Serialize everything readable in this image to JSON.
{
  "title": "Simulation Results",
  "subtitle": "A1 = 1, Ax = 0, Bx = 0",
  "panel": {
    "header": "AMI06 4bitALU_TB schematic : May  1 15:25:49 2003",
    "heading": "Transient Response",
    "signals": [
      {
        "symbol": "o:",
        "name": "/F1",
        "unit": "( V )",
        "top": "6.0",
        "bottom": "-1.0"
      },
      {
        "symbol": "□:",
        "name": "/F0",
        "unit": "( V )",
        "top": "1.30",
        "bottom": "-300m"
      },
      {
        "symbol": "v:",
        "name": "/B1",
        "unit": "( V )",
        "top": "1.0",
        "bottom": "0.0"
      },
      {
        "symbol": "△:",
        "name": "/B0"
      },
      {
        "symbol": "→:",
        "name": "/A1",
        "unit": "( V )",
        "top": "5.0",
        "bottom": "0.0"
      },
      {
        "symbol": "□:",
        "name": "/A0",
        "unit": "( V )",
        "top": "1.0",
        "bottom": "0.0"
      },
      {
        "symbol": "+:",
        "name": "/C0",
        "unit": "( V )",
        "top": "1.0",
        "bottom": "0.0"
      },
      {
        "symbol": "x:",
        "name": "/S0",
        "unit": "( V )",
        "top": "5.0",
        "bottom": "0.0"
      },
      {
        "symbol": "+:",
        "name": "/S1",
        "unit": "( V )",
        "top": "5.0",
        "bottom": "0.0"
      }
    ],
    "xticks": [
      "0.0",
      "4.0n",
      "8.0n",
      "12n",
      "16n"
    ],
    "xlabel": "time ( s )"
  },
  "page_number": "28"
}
□ □ □ □ □
Goal of the exercise
Repeat the material above in full, quoting it exactly.

In response
Serialize everything readable in this image to JSON.
{
  "title": "Simulation Results",
  "subtitle": "A1 = 1, Ax = 0, Bx = 0",
  "panel": {
    "header": "AMI06 4bitALU_TB schematic : May  1 15:25:49 2003",
    "heading": "Transient Response",
    "signals": [
      {
        "symbol": "o:",
        "name": "/F1",
        "unit": "( V )",
        "top": "6.0",
        "bottom": "-1.0"
      },
      {
        "symbol": "□:",
        "name": "/F0",
        "unit": "( V )",
        "top": "1.30",
        "bottom": "-300m"
      },
      {
        "symbol": "v:",
        "name": "/B1",
        "unit": "( V )",
        "top": "1.0",
        "bottom": "0.0"
      },
      {
        "symbol": "△:",
        "name": "/B0"
      },
      {
        "symbol": "→:",
        "name": "/A1",
        "unit": "( V )",
        "top": "5.0",
        "bottom": "0.0"
      },
      {
        "symbol": "□:",
        "name": "/A0",
        "unit": "( V )",
        "top": "1.0",
        "bottom": "0.0"
      },
      {
        "symbol": "+:",
        "name": "/C0",
        "unit": "( V )",
        "top": "1.0",
        "bottom": "0.0"
      },
      {
        "symbol": "x:",
        "name": "/S0",
        "unit": "( V )",
        "top": "5.0",
        "bottom": "0.0"
      },
      {
        "symbol": "+:",
        "name": "/S1",
        "unit": "( V )",
        "top": "5.0",
        "bottom": "0.0"
      }
    ],
    "xticks": [
      "0.0",
      "4.0n",
      "8.0n",
      "12n",
      "16n"
    ],
    "xlabel": "time ( s )"
  },
  "page_number": "28"
}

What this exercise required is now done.